### Task statement
Starting from the line containing "Output the text content of this document.", write out the rest of the entries exactly, through the final line, including nothing else.

### Available records
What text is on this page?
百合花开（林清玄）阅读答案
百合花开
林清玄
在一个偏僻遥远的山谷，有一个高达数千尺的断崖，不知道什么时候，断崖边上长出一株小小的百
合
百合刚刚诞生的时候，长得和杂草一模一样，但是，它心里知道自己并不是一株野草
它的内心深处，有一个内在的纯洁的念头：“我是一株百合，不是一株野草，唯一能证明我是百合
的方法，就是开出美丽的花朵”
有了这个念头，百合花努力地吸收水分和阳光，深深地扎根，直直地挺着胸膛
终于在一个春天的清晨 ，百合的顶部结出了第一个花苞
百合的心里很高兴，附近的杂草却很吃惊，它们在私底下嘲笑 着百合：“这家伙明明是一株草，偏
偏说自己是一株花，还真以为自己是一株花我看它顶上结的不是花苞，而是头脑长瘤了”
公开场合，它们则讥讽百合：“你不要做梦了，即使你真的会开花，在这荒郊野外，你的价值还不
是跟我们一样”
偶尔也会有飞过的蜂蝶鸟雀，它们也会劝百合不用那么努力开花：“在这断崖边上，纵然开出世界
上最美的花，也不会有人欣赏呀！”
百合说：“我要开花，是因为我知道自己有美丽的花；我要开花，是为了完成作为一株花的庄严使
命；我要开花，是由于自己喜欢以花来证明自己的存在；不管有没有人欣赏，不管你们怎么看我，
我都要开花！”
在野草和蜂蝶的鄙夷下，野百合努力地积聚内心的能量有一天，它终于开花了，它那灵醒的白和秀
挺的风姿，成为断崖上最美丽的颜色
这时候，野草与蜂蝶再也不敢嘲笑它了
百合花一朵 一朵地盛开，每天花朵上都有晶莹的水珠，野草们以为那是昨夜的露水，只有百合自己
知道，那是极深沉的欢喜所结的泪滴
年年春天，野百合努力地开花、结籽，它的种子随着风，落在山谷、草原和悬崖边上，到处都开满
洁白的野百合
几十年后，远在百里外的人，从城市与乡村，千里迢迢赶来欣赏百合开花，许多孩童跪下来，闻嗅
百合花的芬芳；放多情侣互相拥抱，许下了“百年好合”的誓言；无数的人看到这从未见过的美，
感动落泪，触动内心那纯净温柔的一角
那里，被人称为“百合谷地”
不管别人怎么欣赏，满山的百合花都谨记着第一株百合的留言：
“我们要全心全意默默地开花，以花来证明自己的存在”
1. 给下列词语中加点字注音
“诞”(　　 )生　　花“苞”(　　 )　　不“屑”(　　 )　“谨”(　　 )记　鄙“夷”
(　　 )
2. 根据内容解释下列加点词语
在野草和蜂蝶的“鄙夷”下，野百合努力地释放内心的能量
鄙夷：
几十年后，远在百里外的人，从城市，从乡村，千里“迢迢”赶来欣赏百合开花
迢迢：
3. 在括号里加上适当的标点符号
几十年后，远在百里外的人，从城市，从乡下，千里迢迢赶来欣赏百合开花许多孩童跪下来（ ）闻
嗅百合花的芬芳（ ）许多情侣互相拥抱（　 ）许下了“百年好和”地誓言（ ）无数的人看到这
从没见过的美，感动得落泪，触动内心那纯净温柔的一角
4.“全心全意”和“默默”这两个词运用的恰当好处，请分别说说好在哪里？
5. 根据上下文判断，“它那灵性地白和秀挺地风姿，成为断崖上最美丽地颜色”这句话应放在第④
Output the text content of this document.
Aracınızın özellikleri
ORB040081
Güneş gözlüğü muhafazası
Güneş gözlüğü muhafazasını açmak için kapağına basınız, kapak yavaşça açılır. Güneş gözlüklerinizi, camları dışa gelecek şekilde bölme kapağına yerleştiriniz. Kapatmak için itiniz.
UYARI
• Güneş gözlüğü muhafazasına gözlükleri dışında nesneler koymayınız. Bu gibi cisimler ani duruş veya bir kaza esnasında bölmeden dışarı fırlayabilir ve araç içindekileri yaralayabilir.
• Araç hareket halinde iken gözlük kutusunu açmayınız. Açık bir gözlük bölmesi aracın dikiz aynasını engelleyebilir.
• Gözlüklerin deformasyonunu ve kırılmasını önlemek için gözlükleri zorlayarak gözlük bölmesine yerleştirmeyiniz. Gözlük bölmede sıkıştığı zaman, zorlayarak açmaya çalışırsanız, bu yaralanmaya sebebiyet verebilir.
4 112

### Exercise output
Output the text content of this document.
Aracınızın özellikleri
ORB040081
Güneş gözlüğü muhafazası
Güneş gözlüğü muhafazasını açmak için kapağına basınız, kapak yavaşça açılır. Güneş gözlüklerinizi, camları dışa gelecek şekilde bölme kapağına yerleştiriniz. Kapatmak için itiniz.
UYARI
• Güneş gözlüğü muhafazasına gözlükleri dışında nesneler koymayınız. Bu gibi cisimler ani duruş veya bir kaza esnasında bölmeden dışarı fırlayabilir ve araç içindekileri yaralayabilir.
• Araç hareket halinde iken gözlük kutusunu açmayınız. Açık bir gözlük bölmesi aracın dikiz aynasını engelleyebilir.
• Gözlüklerin deformasyonunu ve kırılmasını önlemek için gözlükleri zorlayarak gözlük bölmesine yerleştirmeyiniz. Gözlük bölmede sıkıştığı zaman, zorlayarak açmaya çalışırsanız, bu yaralanmaya sebebiyet verebilir.
4 112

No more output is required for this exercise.